The request:
Locate all lines in the data below that hold "Trạng" and show them.

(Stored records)
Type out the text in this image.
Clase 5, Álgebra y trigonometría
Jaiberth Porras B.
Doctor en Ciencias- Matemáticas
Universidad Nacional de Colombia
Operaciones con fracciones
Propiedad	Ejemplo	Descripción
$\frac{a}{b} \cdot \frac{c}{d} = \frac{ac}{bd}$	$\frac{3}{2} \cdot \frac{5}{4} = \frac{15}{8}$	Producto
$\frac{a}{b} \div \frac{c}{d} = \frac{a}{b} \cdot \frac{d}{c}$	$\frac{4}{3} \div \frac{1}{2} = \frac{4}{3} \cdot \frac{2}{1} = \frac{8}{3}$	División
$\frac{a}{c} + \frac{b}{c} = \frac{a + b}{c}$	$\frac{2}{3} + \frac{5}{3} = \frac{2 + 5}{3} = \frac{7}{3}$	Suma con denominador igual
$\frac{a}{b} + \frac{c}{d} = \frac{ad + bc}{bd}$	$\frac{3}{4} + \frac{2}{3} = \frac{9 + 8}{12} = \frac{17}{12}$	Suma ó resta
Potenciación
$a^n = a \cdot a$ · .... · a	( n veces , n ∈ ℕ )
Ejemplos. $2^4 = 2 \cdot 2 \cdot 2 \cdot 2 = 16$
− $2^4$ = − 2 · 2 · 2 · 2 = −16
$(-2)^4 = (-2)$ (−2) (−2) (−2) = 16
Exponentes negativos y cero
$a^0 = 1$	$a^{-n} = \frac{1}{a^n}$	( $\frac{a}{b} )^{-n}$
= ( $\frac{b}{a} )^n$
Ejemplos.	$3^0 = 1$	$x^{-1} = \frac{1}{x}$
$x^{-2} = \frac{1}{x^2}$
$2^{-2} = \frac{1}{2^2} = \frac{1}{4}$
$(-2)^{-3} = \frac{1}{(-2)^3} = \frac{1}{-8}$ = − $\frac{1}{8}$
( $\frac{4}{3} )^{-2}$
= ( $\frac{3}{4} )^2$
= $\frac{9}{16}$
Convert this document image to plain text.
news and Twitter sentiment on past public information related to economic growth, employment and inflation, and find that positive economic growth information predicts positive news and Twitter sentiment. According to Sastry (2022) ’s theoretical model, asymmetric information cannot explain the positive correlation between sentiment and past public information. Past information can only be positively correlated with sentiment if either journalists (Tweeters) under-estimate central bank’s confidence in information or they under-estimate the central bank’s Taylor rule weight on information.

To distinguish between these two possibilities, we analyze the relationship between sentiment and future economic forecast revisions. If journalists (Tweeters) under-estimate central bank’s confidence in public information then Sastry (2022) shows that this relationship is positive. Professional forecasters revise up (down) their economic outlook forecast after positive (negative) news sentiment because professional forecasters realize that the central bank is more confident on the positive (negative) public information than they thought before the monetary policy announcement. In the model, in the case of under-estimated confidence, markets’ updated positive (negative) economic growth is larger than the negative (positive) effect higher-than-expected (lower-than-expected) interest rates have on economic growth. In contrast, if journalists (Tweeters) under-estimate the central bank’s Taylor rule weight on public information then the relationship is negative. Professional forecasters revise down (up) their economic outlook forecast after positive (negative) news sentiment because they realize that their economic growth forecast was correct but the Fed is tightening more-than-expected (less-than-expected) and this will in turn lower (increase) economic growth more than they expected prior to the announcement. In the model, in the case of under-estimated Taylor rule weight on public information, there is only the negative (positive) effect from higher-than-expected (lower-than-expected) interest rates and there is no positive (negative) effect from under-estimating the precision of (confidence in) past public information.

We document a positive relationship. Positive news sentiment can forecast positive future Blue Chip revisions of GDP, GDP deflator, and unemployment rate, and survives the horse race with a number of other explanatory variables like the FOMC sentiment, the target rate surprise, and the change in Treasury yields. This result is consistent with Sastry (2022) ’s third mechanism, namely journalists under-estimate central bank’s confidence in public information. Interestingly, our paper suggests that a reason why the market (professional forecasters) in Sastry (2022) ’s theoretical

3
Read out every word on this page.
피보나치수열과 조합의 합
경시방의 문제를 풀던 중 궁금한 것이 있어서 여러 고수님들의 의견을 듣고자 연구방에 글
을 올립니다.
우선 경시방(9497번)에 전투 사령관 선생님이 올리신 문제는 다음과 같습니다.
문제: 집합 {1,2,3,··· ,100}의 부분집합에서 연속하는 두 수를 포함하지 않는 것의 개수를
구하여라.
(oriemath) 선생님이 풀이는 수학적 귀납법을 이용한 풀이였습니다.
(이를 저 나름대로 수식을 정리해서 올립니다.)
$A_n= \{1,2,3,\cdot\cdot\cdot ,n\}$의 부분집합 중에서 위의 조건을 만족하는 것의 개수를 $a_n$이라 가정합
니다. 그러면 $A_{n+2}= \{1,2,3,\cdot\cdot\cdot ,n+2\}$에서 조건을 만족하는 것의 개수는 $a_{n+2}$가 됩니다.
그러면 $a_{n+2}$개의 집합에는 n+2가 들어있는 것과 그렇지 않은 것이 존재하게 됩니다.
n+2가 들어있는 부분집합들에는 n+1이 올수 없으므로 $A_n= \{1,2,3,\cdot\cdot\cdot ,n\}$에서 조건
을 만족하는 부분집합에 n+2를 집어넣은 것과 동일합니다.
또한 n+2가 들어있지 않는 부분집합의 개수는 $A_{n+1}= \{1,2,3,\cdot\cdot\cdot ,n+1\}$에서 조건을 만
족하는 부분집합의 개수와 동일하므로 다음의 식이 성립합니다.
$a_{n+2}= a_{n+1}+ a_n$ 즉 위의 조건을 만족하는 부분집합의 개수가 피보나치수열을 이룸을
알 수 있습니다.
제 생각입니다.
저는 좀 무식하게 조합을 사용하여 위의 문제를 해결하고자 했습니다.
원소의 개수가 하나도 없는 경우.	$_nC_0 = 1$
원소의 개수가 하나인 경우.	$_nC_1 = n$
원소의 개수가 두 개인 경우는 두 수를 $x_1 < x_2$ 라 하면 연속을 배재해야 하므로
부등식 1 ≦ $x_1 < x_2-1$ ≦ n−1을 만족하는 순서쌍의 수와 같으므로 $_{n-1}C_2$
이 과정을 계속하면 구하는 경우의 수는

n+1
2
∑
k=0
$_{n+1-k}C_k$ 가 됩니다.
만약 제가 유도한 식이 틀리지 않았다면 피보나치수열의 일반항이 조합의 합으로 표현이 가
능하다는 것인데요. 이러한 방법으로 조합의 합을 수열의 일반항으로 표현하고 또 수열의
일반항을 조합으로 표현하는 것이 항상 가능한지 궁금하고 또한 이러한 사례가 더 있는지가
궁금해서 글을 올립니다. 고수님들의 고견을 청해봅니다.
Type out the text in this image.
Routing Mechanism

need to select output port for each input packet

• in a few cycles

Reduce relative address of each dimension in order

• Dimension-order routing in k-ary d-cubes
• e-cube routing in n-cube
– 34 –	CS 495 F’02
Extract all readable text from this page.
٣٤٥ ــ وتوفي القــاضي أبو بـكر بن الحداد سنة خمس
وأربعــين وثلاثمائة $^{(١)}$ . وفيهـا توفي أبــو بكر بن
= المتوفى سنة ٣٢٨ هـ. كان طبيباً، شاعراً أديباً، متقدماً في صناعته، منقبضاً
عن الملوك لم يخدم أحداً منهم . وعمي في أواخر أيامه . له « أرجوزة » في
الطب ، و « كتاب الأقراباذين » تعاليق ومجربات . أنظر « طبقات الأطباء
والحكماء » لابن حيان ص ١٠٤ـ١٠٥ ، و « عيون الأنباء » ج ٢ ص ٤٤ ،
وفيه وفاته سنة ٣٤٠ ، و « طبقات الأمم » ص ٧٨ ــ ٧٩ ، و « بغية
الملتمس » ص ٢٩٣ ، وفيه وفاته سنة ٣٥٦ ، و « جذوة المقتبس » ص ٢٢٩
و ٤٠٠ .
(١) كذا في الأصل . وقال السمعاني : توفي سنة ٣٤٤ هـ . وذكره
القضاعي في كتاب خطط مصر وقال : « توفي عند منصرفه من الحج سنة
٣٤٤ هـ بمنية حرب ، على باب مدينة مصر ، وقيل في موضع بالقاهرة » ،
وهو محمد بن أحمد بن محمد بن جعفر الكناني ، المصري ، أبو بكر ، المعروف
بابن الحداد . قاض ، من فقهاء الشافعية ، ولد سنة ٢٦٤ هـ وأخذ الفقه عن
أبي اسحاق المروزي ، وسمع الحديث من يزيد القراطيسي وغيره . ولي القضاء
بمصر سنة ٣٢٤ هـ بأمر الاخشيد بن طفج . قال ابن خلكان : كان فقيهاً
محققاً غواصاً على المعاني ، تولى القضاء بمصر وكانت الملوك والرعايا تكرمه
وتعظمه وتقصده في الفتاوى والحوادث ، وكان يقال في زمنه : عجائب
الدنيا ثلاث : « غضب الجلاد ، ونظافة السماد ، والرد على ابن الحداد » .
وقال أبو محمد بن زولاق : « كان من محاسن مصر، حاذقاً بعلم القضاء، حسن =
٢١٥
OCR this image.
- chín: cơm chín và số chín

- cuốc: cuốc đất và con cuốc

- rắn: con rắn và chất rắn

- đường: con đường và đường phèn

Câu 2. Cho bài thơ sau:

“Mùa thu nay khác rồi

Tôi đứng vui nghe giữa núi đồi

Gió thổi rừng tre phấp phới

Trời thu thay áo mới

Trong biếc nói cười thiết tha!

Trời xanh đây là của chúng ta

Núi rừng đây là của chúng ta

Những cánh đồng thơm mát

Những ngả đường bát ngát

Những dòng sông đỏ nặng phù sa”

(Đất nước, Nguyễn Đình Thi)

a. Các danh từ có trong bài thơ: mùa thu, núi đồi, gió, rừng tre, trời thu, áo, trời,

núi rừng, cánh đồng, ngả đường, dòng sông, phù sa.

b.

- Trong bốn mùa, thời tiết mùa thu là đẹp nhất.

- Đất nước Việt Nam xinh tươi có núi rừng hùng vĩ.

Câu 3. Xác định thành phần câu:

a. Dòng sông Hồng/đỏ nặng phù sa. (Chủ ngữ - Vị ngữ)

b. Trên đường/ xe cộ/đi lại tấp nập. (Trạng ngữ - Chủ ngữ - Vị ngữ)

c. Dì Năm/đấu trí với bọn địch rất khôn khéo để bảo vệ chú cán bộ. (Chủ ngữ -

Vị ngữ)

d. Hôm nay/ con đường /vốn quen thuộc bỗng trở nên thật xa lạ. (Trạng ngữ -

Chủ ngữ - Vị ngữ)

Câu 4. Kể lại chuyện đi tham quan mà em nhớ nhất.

The solution:
b. Trên đường/ xe cộ/đi lại tấp nập. (Trạng ngữ - Chủ ngữ - Vị ngữ)
d. Hôm nay/ con đường /vốn quen thuộc bỗng trở nên thật xa lạ. (Trạng ngữ -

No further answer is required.